### [OBJECTIVE]
Each line that holds the word "JSON" should be returned.

Begin RECORDS FOR THE TASK

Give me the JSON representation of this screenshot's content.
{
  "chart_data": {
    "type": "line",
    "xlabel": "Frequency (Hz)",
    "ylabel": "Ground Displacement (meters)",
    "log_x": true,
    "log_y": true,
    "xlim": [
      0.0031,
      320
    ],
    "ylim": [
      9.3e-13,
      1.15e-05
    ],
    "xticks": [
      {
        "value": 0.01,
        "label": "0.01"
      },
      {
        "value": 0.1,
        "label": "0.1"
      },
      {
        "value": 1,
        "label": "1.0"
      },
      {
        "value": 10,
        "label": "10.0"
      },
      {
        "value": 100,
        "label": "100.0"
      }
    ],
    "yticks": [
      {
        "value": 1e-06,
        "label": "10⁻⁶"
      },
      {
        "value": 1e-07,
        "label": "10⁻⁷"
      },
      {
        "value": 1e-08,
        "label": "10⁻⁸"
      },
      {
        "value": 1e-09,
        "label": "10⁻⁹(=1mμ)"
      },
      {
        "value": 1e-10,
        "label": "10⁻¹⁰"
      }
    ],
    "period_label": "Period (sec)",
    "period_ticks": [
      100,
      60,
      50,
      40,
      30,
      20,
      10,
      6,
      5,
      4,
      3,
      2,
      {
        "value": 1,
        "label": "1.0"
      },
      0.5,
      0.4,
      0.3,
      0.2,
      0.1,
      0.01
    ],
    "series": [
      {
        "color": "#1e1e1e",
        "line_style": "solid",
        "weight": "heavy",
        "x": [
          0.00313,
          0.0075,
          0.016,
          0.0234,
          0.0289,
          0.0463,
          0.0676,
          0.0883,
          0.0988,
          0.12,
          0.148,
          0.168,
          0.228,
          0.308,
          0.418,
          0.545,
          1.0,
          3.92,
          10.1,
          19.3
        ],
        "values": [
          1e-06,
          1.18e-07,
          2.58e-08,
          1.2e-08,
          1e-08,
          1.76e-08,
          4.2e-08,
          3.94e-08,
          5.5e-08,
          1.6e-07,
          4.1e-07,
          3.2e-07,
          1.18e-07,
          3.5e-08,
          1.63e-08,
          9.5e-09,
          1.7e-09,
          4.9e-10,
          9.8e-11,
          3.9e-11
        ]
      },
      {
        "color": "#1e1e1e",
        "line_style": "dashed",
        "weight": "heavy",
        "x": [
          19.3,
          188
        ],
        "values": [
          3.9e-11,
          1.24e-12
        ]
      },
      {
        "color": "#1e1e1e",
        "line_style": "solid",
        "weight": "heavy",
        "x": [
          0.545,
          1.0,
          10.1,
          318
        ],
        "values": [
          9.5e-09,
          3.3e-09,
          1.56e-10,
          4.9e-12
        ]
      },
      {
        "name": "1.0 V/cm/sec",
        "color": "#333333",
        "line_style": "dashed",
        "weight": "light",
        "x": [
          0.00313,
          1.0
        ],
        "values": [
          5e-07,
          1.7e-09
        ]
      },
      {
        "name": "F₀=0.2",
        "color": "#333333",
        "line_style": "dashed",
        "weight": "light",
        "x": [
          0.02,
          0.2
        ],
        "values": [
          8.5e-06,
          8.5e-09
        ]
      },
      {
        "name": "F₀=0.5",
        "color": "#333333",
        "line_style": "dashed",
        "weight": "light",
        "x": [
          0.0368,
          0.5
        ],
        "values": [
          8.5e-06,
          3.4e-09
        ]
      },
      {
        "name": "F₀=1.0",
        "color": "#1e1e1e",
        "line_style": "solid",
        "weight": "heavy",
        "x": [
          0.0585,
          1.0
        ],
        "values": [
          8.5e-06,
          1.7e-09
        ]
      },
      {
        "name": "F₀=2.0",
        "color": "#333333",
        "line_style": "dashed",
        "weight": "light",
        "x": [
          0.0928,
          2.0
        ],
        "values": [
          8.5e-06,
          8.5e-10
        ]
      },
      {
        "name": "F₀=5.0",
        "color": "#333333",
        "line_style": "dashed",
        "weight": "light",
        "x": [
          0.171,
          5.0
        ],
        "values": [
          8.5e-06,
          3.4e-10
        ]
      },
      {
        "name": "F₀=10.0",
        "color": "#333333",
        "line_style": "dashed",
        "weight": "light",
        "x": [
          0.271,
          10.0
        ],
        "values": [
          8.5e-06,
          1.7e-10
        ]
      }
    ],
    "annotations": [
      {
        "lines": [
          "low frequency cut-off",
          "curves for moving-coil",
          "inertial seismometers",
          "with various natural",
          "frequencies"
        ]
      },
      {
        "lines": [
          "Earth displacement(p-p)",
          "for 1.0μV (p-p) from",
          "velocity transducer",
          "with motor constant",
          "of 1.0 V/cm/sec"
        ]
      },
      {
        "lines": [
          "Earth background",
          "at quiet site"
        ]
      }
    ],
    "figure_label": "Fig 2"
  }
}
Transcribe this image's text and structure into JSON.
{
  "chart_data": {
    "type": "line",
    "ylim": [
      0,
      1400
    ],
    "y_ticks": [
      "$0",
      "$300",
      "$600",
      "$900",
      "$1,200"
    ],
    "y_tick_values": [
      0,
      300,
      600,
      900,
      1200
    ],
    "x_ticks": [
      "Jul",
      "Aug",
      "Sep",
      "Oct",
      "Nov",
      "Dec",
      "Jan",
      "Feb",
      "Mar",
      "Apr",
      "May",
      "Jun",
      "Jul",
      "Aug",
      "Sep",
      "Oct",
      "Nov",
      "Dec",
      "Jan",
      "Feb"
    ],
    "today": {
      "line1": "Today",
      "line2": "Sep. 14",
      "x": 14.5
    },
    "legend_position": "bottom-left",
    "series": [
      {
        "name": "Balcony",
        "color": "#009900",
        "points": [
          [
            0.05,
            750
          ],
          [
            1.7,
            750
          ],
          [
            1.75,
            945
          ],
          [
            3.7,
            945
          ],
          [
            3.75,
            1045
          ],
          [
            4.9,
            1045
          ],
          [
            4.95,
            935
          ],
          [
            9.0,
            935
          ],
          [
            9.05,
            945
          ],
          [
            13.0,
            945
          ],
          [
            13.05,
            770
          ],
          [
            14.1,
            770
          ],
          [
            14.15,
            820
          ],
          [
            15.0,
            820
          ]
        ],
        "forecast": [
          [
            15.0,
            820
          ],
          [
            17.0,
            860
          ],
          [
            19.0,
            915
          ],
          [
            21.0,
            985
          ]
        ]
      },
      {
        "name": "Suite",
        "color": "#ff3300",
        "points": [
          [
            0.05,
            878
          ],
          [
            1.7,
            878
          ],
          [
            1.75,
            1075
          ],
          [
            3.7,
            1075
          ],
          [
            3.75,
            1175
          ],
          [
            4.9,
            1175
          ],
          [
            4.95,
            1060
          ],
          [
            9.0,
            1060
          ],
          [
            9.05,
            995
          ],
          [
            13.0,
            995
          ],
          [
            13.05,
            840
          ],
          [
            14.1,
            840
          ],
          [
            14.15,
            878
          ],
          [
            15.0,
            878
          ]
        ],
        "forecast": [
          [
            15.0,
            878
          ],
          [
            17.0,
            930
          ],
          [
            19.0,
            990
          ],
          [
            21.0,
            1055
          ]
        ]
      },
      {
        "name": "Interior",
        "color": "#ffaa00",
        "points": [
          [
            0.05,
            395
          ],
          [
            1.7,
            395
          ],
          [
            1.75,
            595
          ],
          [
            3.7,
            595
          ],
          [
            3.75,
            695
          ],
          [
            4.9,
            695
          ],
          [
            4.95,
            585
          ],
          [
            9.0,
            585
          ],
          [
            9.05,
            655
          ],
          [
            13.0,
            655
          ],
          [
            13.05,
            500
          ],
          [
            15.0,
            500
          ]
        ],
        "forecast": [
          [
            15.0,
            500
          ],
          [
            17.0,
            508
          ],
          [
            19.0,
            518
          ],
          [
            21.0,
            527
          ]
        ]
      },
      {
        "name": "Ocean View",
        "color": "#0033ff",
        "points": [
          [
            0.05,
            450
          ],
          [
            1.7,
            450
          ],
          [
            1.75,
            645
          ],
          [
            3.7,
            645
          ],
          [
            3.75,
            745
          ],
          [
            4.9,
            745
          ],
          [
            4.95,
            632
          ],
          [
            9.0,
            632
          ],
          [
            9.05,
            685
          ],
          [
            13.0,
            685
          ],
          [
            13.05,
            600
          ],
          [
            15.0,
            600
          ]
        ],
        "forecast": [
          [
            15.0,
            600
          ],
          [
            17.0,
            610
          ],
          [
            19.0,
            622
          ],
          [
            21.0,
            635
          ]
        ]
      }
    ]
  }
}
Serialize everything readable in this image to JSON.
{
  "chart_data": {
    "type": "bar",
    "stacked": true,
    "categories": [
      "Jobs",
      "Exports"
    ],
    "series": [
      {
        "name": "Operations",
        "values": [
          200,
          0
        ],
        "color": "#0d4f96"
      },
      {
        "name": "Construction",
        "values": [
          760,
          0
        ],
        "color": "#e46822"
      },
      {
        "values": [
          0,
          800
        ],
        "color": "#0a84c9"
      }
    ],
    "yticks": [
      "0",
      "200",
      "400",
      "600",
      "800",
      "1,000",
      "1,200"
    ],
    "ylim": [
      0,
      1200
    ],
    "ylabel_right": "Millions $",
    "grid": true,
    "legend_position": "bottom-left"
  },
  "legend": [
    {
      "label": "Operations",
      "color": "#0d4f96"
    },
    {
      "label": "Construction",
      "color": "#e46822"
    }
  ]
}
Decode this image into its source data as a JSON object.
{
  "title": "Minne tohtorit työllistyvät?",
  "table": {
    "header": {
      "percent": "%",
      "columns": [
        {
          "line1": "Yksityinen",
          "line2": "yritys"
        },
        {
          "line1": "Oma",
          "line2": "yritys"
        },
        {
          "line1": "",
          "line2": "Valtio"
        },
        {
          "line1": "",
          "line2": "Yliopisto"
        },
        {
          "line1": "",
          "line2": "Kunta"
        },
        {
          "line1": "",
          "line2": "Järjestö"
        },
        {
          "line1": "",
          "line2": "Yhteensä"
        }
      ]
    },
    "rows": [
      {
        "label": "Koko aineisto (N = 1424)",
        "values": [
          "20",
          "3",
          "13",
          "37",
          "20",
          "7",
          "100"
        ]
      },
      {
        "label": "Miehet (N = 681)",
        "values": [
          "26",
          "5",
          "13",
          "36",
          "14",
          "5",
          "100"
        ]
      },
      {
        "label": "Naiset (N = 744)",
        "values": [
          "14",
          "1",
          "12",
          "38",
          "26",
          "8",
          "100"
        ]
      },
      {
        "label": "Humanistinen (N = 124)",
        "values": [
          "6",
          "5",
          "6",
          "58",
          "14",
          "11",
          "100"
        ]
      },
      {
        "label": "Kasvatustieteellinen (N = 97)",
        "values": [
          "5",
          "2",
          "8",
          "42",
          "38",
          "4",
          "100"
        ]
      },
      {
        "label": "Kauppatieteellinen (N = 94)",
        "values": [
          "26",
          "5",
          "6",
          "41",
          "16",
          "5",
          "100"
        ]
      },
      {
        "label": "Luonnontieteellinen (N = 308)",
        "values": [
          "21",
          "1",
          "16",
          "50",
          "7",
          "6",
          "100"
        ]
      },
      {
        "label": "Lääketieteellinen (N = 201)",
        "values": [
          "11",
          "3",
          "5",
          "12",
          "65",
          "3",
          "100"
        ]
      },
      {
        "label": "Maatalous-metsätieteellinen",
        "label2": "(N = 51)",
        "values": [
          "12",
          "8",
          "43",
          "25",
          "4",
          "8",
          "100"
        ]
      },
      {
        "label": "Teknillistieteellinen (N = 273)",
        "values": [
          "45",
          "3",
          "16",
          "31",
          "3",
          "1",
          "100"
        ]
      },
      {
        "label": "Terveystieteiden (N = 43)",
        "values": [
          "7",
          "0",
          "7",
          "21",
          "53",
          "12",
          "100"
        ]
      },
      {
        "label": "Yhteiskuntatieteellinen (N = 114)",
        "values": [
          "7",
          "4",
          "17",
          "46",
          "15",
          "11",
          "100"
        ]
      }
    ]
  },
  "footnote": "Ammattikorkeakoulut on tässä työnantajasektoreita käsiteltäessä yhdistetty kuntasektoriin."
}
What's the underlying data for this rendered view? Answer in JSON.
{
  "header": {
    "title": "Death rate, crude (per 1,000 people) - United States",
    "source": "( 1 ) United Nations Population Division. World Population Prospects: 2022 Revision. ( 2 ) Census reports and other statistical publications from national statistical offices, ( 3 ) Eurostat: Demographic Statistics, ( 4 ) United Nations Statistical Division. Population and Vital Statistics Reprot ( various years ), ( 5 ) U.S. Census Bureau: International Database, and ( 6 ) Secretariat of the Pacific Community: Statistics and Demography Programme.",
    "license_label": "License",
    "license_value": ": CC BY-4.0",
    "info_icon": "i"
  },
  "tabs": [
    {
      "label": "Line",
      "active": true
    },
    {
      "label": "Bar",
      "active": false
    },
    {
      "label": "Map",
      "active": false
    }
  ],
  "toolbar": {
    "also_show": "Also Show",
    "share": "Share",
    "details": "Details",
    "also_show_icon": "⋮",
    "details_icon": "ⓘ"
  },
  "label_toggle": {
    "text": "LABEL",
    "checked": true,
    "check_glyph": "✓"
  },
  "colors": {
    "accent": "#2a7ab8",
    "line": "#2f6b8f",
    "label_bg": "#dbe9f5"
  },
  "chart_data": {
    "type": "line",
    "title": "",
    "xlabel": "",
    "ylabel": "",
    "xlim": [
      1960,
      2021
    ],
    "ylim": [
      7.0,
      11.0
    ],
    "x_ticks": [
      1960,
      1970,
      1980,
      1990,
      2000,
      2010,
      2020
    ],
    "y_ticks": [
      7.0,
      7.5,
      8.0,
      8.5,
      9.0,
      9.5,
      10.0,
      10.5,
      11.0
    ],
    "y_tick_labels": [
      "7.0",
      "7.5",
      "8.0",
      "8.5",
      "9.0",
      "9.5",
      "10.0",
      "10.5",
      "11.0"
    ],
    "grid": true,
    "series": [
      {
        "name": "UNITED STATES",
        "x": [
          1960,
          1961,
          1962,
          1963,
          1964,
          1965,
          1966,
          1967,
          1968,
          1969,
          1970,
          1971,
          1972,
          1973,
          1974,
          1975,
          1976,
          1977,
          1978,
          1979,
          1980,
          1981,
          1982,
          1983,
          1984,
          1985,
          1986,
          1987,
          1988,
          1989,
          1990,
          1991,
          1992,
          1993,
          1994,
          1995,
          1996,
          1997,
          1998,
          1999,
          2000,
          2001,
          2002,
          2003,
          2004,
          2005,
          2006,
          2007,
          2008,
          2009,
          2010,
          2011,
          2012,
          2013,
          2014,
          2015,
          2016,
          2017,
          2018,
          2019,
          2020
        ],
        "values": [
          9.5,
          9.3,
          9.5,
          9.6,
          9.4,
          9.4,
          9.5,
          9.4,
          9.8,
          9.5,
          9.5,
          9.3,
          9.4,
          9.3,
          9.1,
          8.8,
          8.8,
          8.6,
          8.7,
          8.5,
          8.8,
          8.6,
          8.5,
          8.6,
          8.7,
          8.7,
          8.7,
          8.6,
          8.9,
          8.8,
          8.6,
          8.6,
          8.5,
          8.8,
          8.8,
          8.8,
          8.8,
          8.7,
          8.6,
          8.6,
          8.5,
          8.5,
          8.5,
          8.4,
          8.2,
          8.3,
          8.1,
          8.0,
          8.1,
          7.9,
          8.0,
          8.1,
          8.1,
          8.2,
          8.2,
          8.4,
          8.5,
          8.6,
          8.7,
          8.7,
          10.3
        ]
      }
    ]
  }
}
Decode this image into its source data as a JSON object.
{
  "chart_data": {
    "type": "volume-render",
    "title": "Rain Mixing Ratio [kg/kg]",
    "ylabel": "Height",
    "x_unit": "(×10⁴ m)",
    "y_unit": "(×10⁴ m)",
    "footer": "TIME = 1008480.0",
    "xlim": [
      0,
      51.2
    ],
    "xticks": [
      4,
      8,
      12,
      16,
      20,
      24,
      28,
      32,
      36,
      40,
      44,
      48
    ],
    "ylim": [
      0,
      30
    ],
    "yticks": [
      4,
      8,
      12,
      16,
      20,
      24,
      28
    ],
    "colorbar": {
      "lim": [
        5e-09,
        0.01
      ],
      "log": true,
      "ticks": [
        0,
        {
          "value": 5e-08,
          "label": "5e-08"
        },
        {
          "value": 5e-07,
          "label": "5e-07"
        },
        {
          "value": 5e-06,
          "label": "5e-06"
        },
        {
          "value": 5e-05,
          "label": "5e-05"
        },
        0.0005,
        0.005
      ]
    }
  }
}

End RECORDS FOR THE TASK

### [OUTPUT]
Give me the JSON representation of this screenshot's content.
Transcribe this image's text and structure into JSON.
Serialize everything readable in this image to JSON.
Decode this image into its source data as a JSON object.
What's the underlying data for this rendered view? Answer in JSON.
Decode this image into its source data as a JSON object.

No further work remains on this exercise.